Begin Dataset extract

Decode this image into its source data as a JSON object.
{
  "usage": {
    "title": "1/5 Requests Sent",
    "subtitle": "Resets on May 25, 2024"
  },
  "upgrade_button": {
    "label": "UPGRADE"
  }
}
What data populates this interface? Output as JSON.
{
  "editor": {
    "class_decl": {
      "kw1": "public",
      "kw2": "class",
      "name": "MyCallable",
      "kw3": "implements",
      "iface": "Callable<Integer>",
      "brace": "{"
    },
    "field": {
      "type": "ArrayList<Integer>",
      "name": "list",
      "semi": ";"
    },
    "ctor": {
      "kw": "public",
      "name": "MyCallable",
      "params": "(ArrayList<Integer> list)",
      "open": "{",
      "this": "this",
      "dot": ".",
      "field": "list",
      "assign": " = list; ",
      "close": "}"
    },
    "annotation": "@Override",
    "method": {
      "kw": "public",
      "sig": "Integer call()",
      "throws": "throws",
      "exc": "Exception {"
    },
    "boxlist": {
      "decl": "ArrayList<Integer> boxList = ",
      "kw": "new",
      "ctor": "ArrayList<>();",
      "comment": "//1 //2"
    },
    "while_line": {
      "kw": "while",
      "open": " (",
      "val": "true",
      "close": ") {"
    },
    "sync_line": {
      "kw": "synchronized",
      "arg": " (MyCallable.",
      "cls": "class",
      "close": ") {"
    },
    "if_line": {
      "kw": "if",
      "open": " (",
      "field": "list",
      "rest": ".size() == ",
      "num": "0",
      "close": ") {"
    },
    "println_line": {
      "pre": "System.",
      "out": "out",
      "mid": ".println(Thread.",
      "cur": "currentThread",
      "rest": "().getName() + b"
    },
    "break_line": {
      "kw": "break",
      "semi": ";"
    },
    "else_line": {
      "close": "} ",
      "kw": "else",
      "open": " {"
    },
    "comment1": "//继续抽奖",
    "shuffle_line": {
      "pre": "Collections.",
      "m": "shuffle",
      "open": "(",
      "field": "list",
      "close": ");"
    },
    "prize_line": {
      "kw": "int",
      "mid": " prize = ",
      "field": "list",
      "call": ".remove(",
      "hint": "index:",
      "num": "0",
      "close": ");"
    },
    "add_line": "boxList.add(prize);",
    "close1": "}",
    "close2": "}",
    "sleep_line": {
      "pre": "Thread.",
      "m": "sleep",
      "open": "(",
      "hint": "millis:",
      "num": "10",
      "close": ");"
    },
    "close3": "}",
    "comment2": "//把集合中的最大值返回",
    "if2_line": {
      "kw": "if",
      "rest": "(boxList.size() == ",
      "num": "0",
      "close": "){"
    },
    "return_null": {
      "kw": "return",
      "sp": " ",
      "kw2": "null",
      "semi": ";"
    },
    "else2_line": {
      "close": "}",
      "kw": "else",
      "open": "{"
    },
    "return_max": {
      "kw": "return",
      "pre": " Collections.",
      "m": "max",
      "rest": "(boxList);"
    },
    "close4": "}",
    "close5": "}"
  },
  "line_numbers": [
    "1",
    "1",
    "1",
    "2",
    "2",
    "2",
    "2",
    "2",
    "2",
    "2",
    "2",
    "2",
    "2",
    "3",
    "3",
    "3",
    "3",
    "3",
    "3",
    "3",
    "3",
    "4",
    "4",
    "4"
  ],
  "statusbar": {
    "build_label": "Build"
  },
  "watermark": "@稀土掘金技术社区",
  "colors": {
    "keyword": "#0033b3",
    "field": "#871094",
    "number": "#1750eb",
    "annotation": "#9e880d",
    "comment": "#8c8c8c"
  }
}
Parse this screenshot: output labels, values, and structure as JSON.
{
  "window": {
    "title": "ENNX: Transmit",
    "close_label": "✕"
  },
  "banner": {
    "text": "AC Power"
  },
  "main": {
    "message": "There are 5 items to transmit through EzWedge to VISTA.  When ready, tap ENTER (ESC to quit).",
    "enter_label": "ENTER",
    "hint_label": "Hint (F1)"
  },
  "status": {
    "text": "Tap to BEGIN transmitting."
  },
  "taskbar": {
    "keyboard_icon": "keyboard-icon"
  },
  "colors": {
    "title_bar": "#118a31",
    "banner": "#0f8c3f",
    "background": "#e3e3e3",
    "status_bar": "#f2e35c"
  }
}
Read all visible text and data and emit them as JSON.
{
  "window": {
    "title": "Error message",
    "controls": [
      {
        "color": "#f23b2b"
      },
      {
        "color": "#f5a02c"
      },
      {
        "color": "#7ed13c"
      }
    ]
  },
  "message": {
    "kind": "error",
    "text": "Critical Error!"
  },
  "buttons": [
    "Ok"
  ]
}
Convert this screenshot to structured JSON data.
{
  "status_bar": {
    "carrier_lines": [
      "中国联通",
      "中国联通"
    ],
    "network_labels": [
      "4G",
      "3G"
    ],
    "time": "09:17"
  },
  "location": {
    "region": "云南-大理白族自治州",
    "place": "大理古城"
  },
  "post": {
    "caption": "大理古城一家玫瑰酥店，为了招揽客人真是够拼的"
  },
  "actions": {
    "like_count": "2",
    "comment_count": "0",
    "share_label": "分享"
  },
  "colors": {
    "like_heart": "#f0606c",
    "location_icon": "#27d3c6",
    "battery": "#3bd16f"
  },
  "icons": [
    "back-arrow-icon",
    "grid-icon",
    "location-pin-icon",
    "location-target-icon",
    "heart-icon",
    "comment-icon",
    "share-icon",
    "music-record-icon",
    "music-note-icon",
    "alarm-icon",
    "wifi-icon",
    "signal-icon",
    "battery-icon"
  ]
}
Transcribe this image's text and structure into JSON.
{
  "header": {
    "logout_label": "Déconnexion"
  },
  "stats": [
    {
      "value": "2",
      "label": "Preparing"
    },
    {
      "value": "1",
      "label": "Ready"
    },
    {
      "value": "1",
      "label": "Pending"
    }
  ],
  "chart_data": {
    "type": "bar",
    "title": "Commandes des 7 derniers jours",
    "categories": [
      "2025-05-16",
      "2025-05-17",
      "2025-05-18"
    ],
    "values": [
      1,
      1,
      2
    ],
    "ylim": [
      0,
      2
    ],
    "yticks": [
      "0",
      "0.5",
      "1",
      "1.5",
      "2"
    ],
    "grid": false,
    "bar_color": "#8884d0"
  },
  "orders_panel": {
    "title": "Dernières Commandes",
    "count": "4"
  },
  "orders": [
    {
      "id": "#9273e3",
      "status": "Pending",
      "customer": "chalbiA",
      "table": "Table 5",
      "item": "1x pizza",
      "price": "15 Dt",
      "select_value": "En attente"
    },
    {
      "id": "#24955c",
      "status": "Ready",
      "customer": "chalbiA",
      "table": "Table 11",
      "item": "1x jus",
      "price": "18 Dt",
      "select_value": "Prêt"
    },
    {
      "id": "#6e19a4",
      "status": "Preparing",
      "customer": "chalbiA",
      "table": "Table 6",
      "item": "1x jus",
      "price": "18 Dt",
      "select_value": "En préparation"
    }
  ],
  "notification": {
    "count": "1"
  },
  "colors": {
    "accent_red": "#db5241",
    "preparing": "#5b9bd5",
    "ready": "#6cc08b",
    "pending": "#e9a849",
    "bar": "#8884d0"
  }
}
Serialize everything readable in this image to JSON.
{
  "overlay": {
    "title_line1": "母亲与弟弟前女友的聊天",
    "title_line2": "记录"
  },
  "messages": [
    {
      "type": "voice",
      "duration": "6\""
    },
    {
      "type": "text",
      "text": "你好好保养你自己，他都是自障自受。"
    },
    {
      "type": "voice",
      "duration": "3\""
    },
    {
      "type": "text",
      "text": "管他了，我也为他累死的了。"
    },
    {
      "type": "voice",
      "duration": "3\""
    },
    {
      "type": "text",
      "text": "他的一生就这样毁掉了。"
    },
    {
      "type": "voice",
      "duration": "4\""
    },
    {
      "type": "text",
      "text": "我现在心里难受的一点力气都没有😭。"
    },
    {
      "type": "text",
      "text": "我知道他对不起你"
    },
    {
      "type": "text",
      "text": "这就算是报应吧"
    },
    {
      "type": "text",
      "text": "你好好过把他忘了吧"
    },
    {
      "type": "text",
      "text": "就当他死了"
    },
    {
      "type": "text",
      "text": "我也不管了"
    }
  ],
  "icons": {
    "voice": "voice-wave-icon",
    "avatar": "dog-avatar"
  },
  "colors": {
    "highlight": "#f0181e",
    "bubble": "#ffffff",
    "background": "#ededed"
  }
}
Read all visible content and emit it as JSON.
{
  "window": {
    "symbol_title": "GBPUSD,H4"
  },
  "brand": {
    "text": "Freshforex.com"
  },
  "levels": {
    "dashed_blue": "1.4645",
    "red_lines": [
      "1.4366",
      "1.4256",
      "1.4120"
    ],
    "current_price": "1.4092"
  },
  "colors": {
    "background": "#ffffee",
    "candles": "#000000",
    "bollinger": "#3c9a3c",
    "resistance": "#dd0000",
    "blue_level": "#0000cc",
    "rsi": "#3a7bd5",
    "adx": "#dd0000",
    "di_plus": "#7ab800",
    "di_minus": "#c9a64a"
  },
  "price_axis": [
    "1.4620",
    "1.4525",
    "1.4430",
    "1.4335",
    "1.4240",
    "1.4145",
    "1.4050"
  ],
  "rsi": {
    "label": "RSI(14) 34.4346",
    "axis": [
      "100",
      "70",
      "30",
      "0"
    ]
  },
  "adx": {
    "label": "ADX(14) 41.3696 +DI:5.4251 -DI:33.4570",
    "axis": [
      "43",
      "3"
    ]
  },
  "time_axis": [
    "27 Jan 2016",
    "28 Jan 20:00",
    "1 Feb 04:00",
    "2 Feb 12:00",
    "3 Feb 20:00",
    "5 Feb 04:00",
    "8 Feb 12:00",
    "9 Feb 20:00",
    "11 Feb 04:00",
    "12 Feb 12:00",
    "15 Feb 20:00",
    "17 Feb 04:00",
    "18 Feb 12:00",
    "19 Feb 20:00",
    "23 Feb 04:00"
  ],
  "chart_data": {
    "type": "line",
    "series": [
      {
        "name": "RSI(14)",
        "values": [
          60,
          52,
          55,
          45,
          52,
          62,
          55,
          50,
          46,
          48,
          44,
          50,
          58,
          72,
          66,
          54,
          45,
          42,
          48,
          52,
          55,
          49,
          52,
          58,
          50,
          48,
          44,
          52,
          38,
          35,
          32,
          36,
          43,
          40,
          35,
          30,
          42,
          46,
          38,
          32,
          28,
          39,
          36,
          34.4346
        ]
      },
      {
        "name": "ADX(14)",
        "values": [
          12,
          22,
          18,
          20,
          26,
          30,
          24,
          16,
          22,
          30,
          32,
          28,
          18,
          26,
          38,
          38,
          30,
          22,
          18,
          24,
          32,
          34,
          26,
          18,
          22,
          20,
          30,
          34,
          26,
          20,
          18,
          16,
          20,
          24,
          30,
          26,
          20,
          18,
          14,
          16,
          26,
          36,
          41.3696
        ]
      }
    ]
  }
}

End Dataset extract

Directions: Where a line in the entries holds the word "JSON", copy that line.

Correct output:
Decode this image into its source data as a JSON object.
What data populates this interface? Output as JSON.
Parse this screenshot: output labels, values, and structure as JSON.
Read all visible text and data and emit them as JSON.
Convert this screenshot to structured JSON data.
Transcribe this image's text and structure into JSON.
Serialize everything readable in this image to JSON.
Read all visible content and emit it as JSON.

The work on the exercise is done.